**Given problem:**
Every record should be repeated exactly, except that pictures are left out.

**Data for the task:**
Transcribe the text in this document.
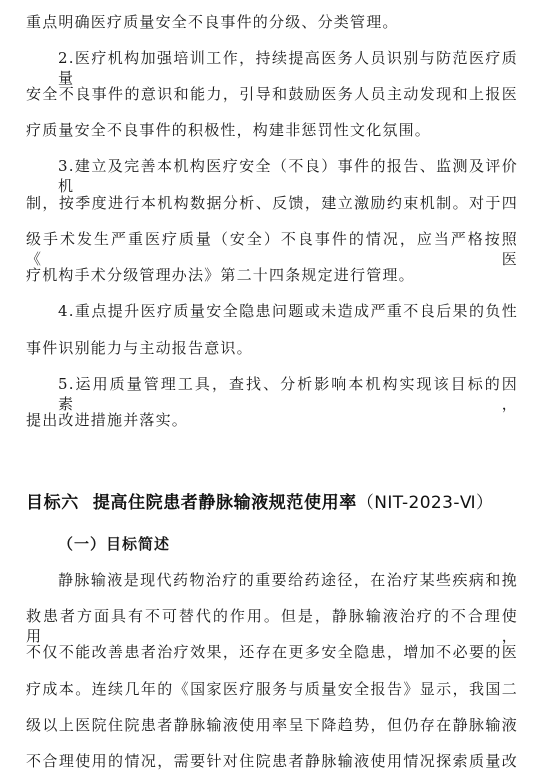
重点明确医疗质量安全不良事件的分级、分类管理。
2.医疗机构加强培训工作，持续提高医务人员识别与防范医疗质量
安全不良事件的意识和能力，引导和鼓励医务人员主动发现和上报医
疗质量安全不良事件的积极性，构建非惩罚性文化氛围。
3.建立及完善本机构医疗安全（不良）事件的报告、监测及评价机
制，按季度进行本机构数据分析、反馈，建立激励约束机制。对于四
级手术发生严重医疗质量（安全）不良事件的情况，应当严格按照《医
疗机构手术分级管理办法》第二十四条规定进行管理。
4.重点提升医疗质量安全隐患问题或未造成严重不良后果的负性
事件识别能力与主动报告意识。
5.运用质量管理工具，查找、分析影响本机构实现该目标的因素，
提出改进措施并落实。
目标六 提高住院患者静脉输液规范使用率（NIT-2023-Ⅵ）
（一）目标简述
静脉输液是现代药物治疗的重要给药途径，在治疗某些疾病和挽
救患者方面具有不可替代的作用。但是，静脉输液治疗的不合理使用，
不仅不能改善患者治疗效果，还存在更多安全隐患，增加不必要的医
疗成本。连续几年的《国家医疗服务与质量安全报告》显示，我国二
级以上医院住院患者静脉输液使用率呈下降趋势，但仍存在静脉输液
不合理使用的情况，需要针对住院患者静脉输液使用情况探索质量改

**Written response:**
Transcribe the text in this document.
重点明确医疗质量安全不良事件的分级、分类管理。
2.医疗机构加强培训工作，持续提高医务人员识别与防范医疗质量
安全不良事件的意识和能力，引导和鼓励医务人员主动发现和上报医
疗质量安全不良事件的积极性，构建非惩罚性文化氛围。
3.建立及完善本机构医疗安全（不良）事件的报告、监测及评价机
制，按季度进行本机构数据分析、反馈，建立激励约束机制。对于四
级手术发生严重医疗质量（安全）不良事件的情况，应当严格按照《医
疗机构手术分级管理办法》第二十四条规定进行管理。
4.重点提升医疗质量安全隐患问题或未造成严重不良后果的负性
事件识别能力与主动报告意识。
5.运用质量管理工具，查找、分析影响本机构实现该目标的因素，
提出改进措施并落实。
目标六 提高住院患者静脉输液规范使用率（NIT-2023-Ⅵ）
（一）目标简述
静脉输液是现代药物治疗的重要给药途径，在治疗某些疾病和挽
救患者方面具有不可替代的作用。但是，静脉输液治疗的不合理使用，
不仅不能改善患者治疗效果，还存在更多安全隐患，增加不必要的医
疗成本。连续几年的《国家医疗服务与质量安全报告》显示，我国二
级以上医院住院患者静脉输液使用率呈下降趋势，但仍存在静脉输液
不合理使用的情况，需要针对住院患者静脉输液使用情况探索质量改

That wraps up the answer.